▶ [SET PROBLEM]: Go through the material below and copy all lines with "JSON".
● ● ● ●
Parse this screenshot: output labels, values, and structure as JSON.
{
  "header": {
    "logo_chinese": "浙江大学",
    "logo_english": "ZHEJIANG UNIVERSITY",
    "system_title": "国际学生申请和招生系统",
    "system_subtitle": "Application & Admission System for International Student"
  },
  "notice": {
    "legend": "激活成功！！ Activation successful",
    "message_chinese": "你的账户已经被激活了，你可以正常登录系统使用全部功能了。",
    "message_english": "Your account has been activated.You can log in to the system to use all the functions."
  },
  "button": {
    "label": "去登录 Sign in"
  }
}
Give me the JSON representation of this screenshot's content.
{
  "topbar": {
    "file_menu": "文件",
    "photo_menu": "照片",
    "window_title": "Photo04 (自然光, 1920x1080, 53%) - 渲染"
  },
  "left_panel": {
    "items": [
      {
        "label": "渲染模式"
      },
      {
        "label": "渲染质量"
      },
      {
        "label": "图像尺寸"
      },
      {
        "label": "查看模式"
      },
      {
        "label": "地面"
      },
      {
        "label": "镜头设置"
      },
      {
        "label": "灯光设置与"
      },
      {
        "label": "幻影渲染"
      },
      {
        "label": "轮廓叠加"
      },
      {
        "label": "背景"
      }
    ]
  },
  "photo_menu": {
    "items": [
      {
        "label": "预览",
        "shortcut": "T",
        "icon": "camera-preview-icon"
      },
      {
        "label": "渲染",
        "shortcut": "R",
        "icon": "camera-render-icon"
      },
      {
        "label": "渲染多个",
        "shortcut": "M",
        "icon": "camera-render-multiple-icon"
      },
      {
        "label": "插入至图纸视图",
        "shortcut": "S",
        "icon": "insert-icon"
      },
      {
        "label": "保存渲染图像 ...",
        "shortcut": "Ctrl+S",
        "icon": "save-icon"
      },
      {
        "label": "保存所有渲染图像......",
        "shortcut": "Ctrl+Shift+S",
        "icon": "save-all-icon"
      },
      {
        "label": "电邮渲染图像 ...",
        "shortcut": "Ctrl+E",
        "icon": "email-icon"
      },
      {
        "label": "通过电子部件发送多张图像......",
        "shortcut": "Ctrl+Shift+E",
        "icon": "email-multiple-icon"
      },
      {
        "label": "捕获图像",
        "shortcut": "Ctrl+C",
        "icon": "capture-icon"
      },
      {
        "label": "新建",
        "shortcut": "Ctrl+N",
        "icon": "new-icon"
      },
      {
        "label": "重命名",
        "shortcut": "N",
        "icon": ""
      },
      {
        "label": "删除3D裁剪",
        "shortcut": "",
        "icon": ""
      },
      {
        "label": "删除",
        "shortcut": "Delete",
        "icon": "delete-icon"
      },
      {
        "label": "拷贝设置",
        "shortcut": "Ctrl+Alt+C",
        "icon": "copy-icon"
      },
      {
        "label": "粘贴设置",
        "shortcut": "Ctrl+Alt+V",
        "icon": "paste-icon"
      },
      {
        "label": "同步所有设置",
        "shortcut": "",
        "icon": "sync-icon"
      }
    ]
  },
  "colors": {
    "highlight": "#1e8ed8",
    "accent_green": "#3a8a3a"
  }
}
● ● ● ●
▶ [SOLUTION]:
Parse this screenshot: output labels, values, and structure as JSON.
Give me the JSON representation of this screenshot's content.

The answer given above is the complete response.